▶ _EXERCISE DIRECTIONS_: Using the listing below, select the lines with the word "образование" and copy them.

[start of INFORMATION GIVEN]

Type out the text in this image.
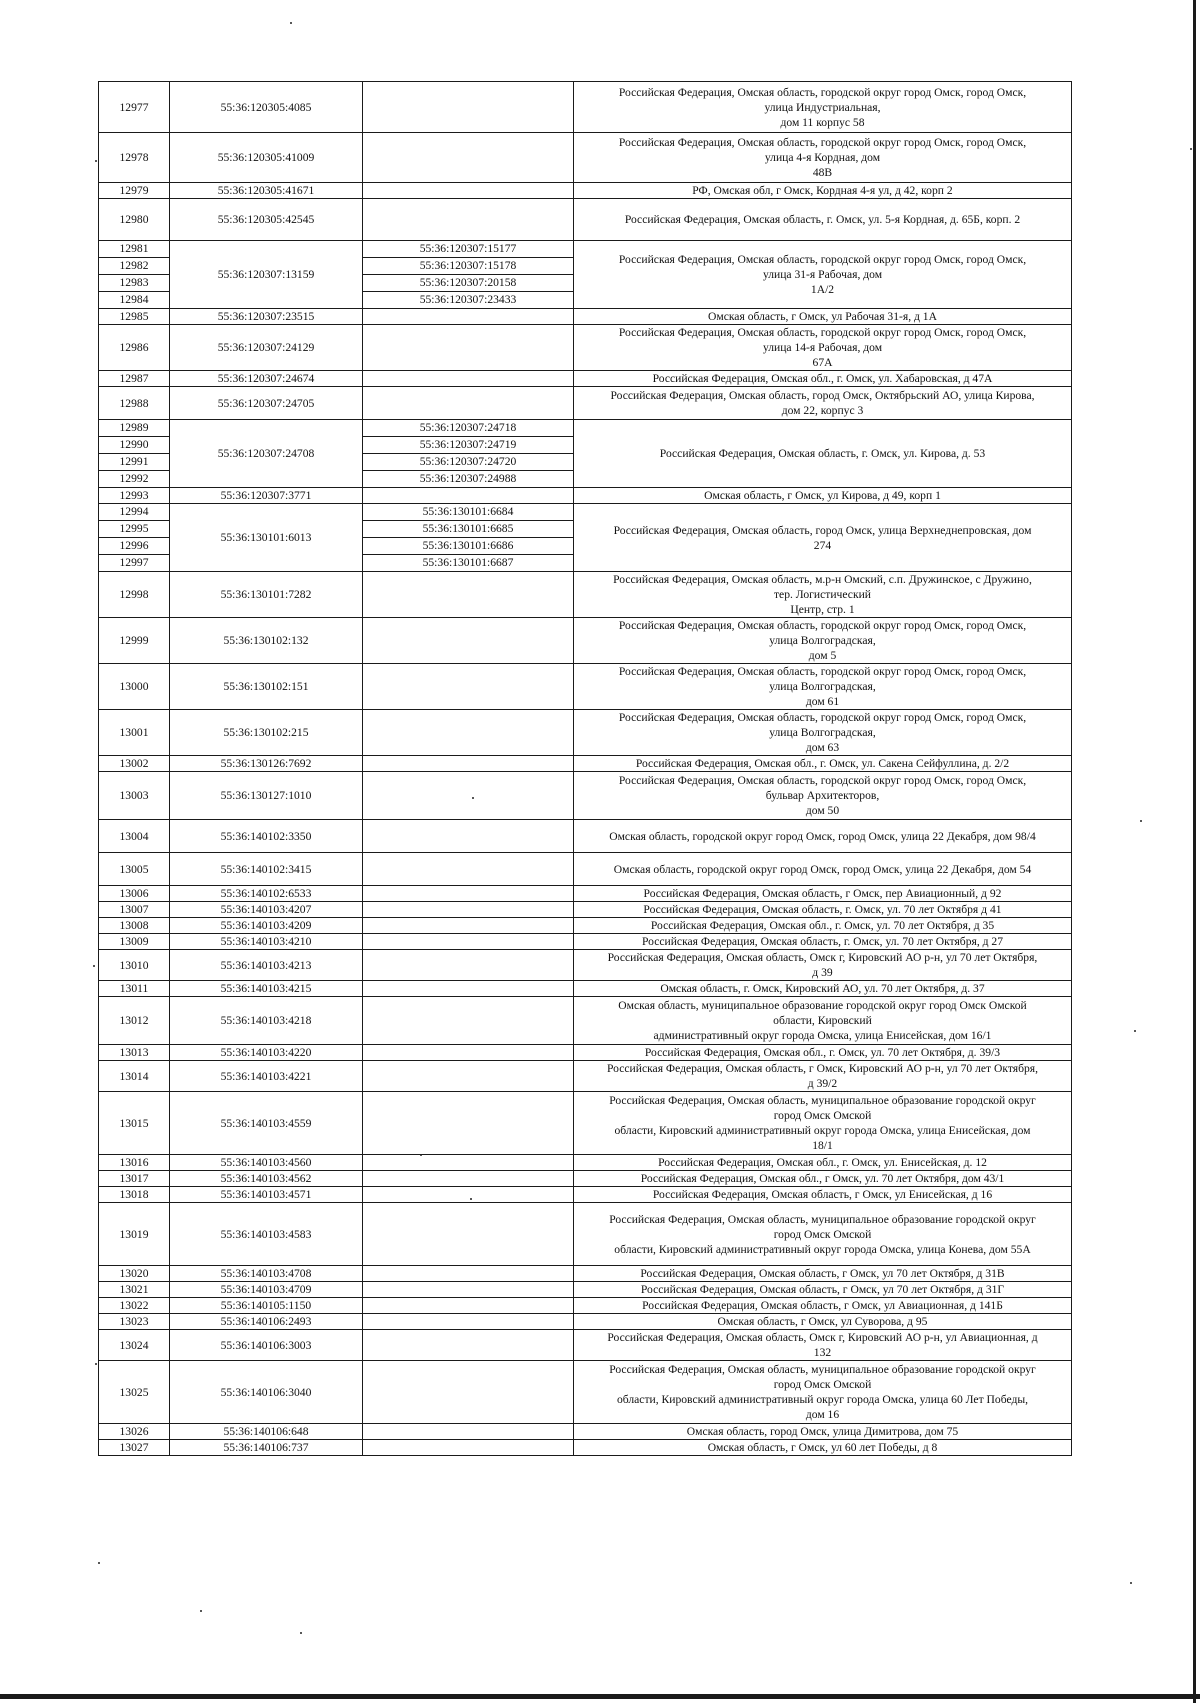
12977	55:36:120305:4085		Российская Федерация, Омская область, городской округ город Омск, город Омск,
улица Индустриальная,
дом 11 корпус 58

12978	55:36:120305:41009		Российская Федерация, Омская область, городской округ город Омск, город Омск,
улица 4-я Кордная, дом
48В

12979	55:36:120305:41671		РФ, Омская обл, г Омск, Кордная 4-я ул, д 42, корп 2

12980	55:36:120305:42545		Российская Федерация, Омская область, г. Омск, ул. 5-я Кордная, д. 65Б, корп. 2

12981	55:36:120307:13159	55:36:120307:15177	Российская Федерация, Омская область, городской округ город Омск, город Омск,
улица 31-я Рабочая, дом
1А/2

12982		55:36:120307:15178	
12983		55:36:120307:20158	
12984		55:36:120307:23433	
12985	55:36:120307:23515		Омская область, г Омск, ул Рабочая 31-я, д 1А

12986	55:36:120307:24129		Российская Федерация, Омская область, городской округ город Омск, город Омск,
улица 14-я Рабочая, дом
67А

12987	55:36:120307:24674		Российская Федерация, Омская обл., г. Омск, ул. Хабаровская, д 47А

12988	55:36:120307:24705		Российская Федерация, Омская область, город Омск, Октябрьский АО, улица Кирова,
дом 22, корпус 3

12989	55:36:120307:24708	55:36:120307:24718	Российская Федерация, Омская область, г. Омск, ул. Кирова, д. 53

12990		55:36:120307:24719	
12991		55:36:120307:24720	
12992		55:36:120307:24988	
12993	55:36:120307:3771		Омская область, г Омск, ул Кирова, д 49, корп 1

12994	55:36:130101:6013	55:36:130101:6684	Российская Федерация, Омская область, город Омск, улица Верхнеднепровская, дом
274

12995		55:36:130101:6685	
12996		55:36:130101:6686	
12997		55:36:130101:6687	
12998	55:36:130101:7282		Российская Федерация, Омская область, м.р-н Омский, с.п. Дружинское, с Дружино,
тер. Логистический
Центр, стр. 1

12999	55:36:130102:132		Российская Федерация, Омская область, городской округ город Омск, город Омск,
улица Волгоградская,
дом 5

13000	55:36:130102:151		Российская Федерация, Омская область, городской округ город Омск, город Омск,
улица Волгоградская,
дом 61

13001	55:36:130102:215		Российская Федерация, Омская область, городской округ город Омск, город Омск,
улица Волгоградская,
дом 63

13002	55:36:130126:7692		Российская Федерация, Омская обл., г. Омск, ул. Сакена Сейфуллина, д. 2/2

13003	55:36:130127:1010		Российская Федерация, Омская область, городской округ город Омск, город Омск,
бульвар Архитекторов,
дом 50

13004	55:36:140102:3350		Омская область, городской округ город Омск, город Омск, улица 22 Декабря, дом 98/4

13005	55:36:140102:3415		Омская область, городской округ город Омск, город Омск, улица 22 Декабря, дом 54

13006	55:36:140102:6533		Российская Федерация, Омская область, г Омск, пер Авиационный, д 92

13007	55:36:140103:4207		Российская Федерация, Омская область, г. Омск, ул. 70 лет Октября д 41

13008	55:36:140103:4209		Российская Федерация, Омская обл., г. Омск, ул. 70 лет Октября, д 35

13009	55:36:140103:4210		Российская Федерация, Омская область, г. Омск, ул. 70 лет Октября, д 27

13010	55:36:140103:4213		Российская Федерация, Омская область, Омск г, Кировский АО р-н, ул 70 лет Октября,
д 39

13011	55:36:140103:4215		Омская область, г. Омск, Кировский АО, ул. 70 лет Октября, д. 37

13012	55:36:140103:4218		Омская область, муниципальное образование городской округ город Омск Омской
области, Кировский
административный округ города Омска, улица Енисейская, дом 16/1

13013	55:36:140103:4220		Российская Федерация, Омская обл., г. Омск, ул. 70 лет Октября, д. 39/3

13014	55:36:140103:4221		Российская Федерация, Омская область, г Омск, Кировский АО р-н, ул 70 лет Октября,
д 39/2

13015	55:36:140103:4559		Российская Федерация, Омская область, муниципальное образование городской округ
город Омск Омской
области, Кировский административный округ города Омска, улица Енисейская, дом
18/1

13016	55:36:140103:4560		Российская Федерация, Омская обл., г. Омск, ул. Енисейская, д. 12

13017	55:36:140103:4562		Российская Федерация, Омская обл., г Омск, ул. 70 лет Октября, дом 43/1

13018	55:36:140103:4571		Российская Федерация, Омская область, г Омск, ул Енисейская, д 16

13019	55:36:140103:4583		Российская Федерация, Омская область, муниципальное образование городской округ
город Омск Омской
области, Кировский административный округ города Омска, улица Конева, дом 55А

13020	55:36:140103:4708		Российская Федерация, Омская область, г Омск, ул 70 лет Октября, д 31В

13021	55:36:140103:4709		Российская Федерация, Омская область, г Омск, ул 70 лет Октября, д 31Г

13022	55:36:140105:1150		Российская Федерация, Омская область, г Омск, ул Авиационная, д 141Б

13023	55:36:140106:2493		Омская область, г Омск, ул Суворова, д 95

13024	55:36:140106:3003		Российская Федерация, Омская область, Омск г, Кировский АО р-н, ул Авиационная, д
132

13025	55:36:140106:3040		Российская Федерация, Омская область, муниципальное образование городской округ
город Омск Омской
области, Кировский административный округ города Омска, улица 60 Лет Победы,
дом 16

13026	55:36:140106:648		Омская область, город Омск, улица Димитрова, дом 75

13027	55:36:140106:737		Омская область, г Омск, ул 60 лет Победы, д 8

[end of INFORMATION GIVEN]

▶ _ANSWER IN FULL_:
13012	55:36:140103:4218		Омская область, муниципальное образование городской округ город Омск Омской
13015	55:36:140103:4559		Российская Федерация, Омская область, муниципальное образование городской округ
13019	55:36:140103:4583		Российская Федерация, Омская область, муниципальное образование городской округ
13025	55:36:140106:3040		Российская Федерация, Омская область, муниципальное образование городской округ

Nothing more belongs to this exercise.